**Records contained in a dataset**

----------

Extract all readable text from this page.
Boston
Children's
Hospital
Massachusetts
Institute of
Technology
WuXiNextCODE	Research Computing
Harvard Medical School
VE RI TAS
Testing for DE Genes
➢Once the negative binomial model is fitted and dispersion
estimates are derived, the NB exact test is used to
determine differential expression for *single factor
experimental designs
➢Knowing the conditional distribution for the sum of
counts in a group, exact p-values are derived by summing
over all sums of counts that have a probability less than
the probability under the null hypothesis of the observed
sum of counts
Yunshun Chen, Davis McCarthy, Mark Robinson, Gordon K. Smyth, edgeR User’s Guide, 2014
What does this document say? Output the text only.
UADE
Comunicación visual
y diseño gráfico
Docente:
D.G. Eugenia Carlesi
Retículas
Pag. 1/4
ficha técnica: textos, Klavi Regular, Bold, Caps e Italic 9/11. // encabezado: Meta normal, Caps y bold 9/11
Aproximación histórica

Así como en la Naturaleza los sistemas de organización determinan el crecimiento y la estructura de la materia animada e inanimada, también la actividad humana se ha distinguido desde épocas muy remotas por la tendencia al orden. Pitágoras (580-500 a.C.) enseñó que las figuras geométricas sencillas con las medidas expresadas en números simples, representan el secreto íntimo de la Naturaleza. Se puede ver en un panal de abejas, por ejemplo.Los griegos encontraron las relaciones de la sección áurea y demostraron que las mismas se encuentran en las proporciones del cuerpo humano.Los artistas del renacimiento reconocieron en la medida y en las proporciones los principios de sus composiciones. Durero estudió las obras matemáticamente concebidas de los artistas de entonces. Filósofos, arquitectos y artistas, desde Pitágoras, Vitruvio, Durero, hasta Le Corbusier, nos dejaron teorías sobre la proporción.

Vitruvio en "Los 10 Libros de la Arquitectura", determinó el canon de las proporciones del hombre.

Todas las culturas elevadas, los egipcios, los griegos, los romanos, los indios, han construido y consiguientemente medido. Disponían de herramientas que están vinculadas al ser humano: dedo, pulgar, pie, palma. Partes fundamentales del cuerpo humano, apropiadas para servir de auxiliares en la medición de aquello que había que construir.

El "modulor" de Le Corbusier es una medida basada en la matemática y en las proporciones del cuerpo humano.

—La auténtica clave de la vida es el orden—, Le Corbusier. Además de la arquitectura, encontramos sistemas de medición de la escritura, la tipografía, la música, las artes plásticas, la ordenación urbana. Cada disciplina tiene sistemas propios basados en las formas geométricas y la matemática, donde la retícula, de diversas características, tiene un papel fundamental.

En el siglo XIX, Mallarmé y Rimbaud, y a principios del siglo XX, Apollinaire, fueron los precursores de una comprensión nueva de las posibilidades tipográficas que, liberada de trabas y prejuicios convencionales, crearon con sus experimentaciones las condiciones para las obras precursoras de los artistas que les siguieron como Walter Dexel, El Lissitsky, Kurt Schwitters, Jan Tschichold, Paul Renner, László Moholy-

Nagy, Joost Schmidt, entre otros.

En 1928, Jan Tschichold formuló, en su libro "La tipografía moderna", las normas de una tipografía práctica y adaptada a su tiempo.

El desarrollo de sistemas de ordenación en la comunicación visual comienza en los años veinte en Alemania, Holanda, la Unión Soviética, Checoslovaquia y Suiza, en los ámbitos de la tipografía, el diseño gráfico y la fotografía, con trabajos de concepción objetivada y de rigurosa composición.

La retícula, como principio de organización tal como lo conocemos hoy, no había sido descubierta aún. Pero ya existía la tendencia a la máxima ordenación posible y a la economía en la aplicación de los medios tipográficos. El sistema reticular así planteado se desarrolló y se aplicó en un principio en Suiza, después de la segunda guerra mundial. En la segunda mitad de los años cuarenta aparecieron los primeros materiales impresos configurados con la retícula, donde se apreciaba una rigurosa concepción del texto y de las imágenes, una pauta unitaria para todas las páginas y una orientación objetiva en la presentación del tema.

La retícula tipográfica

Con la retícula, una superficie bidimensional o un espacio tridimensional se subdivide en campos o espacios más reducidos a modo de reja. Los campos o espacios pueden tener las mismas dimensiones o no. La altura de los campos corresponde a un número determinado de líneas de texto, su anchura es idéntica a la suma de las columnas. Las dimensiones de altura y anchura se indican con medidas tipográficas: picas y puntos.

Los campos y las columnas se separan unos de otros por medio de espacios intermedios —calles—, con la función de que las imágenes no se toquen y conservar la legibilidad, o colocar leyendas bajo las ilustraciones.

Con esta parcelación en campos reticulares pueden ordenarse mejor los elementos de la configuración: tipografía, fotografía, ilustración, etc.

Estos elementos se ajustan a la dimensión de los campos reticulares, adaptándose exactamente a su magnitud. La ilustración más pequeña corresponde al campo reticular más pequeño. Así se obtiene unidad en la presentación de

----------

**INSTRUCTIONS FOR THE TASK**
Return the data in its entirety, exactly as given.

**RESULT BELOW**
Extract all readable text from this page.
Boston
Children's
Hospital
Massachusetts
Institute of
Technology
WuXiNextCODE	Research Computing
Harvard Medical School
VE RI TAS
Testing for DE Genes
➢Once the negative binomial model is fitted and dispersion
estimates are derived, the NB exact test is used to
determine differential expression for *single factor
experimental designs
➢Knowing the conditional distribution for the sum of
counts in a group, exact p-values are derived by summing
over all sums of counts that have a probability less than
the probability under the null hypothesis of the observed
sum of counts
Yunshun Chen, Davis McCarthy, Mark Robinson, Gordon K. Smyth, edgeR User’s Guide, 2014
What does this document say? Output the text only.
UADE
Comunicación visual
y diseño gráfico
Docente:
D.G. Eugenia Carlesi
Retículas
Pag. 1/4
ficha técnica: textos, Klavi Regular, Bold, Caps e Italic 9/11. // encabezado: Meta normal, Caps y bold 9/11
Aproximación histórica

Así como en la Naturaleza los sistemas de organización determinan el crecimiento y la estructura de la materia animada e inanimada, también la actividad humana se ha distinguido desde épocas muy remotas por la tendencia al orden. Pitágoras (580-500 a.C.) enseñó que las figuras geométricas sencillas con las medidas expresadas en números simples, representan el secreto íntimo de la Naturaleza. Se puede ver en un panal de abejas, por ejemplo.Los griegos encontraron las relaciones de la sección áurea y demostraron que las mismas se encuentran en las proporciones del cuerpo humano.Los artistas del renacimiento reconocieron en la medida y en las proporciones los principios de sus composiciones. Durero estudió las obras matemáticamente concebidas de los artistas de entonces. Filósofos, arquitectos y artistas, desde Pitágoras, Vitruvio, Durero, hasta Le Corbusier, nos dejaron teorías sobre la proporción.

Vitruvio en "Los 10 Libros de la Arquitectura", determinó el canon de las proporciones del hombre.

Todas las culturas elevadas, los egipcios, los griegos, los romanos, los indios, han construido y consiguientemente medido. Disponían de herramientas que están vinculadas al ser humano: dedo, pulgar, pie, palma. Partes fundamentales del cuerpo humano, apropiadas para servir de auxiliares en la medición de aquello que había que construir.

El "modulor" de Le Corbusier es una medida basada en la matemática y en las proporciones del cuerpo humano.

—La auténtica clave de la vida es el orden—, Le Corbusier. Además de la arquitectura, encontramos sistemas de medición de la escritura, la tipografía, la música, las artes plásticas, la ordenación urbana. Cada disciplina tiene sistemas propios basados en las formas geométricas y la matemática, donde la retícula, de diversas características, tiene un papel fundamental.

En el siglo XIX, Mallarmé y Rimbaud, y a principios del siglo XX, Apollinaire, fueron los precursores de una comprensión nueva de las posibilidades tipográficas que, liberada de trabas y prejuicios convencionales, crearon con sus experimentaciones las condiciones para las obras precursoras de los artistas que les siguieron como Walter Dexel, El Lissitsky, Kurt Schwitters, Jan Tschichold, Paul Renner, László Moholy-

Nagy, Joost Schmidt, entre otros.

En 1928, Jan Tschichold formuló, en su libro "La tipografía moderna", las normas de una tipografía práctica y adaptada a su tiempo.

El desarrollo de sistemas de ordenación en la comunicación visual comienza en los años veinte en Alemania, Holanda, la Unión Soviética, Checoslovaquia y Suiza, en los ámbitos de la tipografía, el diseño gráfico y la fotografía, con trabajos de concepción objetivada y de rigurosa composición.

La retícula, como principio de organización tal como lo conocemos hoy, no había sido descubierta aún. Pero ya existía la tendencia a la máxima ordenación posible y a la economía en la aplicación de los medios tipográficos. El sistema reticular así planteado se desarrolló y se aplicó en un principio en Suiza, después de la segunda guerra mundial. En la segunda mitad de los años cuarenta aparecieron los primeros materiales impresos configurados con la retícula, donde se apreciaba una rigurosa concepción del texto y de las imágenes, una pauta unitaria para todas las páginas y una orientación objetiva en la presentación del tema.

La retícula tipográfica

Con la retícula, una superficie bidimensional o un espacio tridimensional se subdivide en campos o espacios más reducidos a modo de reja. Los campos o espacios pueden tener las mismas dimensiones o no. La altura de los campos corresponde a un número determinado de líneas de texto, su anchura es idéntica a la suma de las columnas. Las dimensiones de altura y anchura se indican con medidas tipográficas: picas y puntos.

Los campos y las columnas se separan unos de otros por medio de espacios intermedios —calles—, con la función de que las imágenes no se toquen y conservar la legibilidad, o colocar leyendas bajo las ilustraciones.

Con esta parcelación en campos reticulares pueden ordenarse mejor los elementos de la configuración: tipografía, fotografía, ilustración, etc.

Estos elementos se ajustan a la dimensión de los campos reticulares, adaptándose exactamente a su magnitud. La ilustración más pequeña corresponde al campo reticular más pequeño. Así se obtiene unidad en la presentación de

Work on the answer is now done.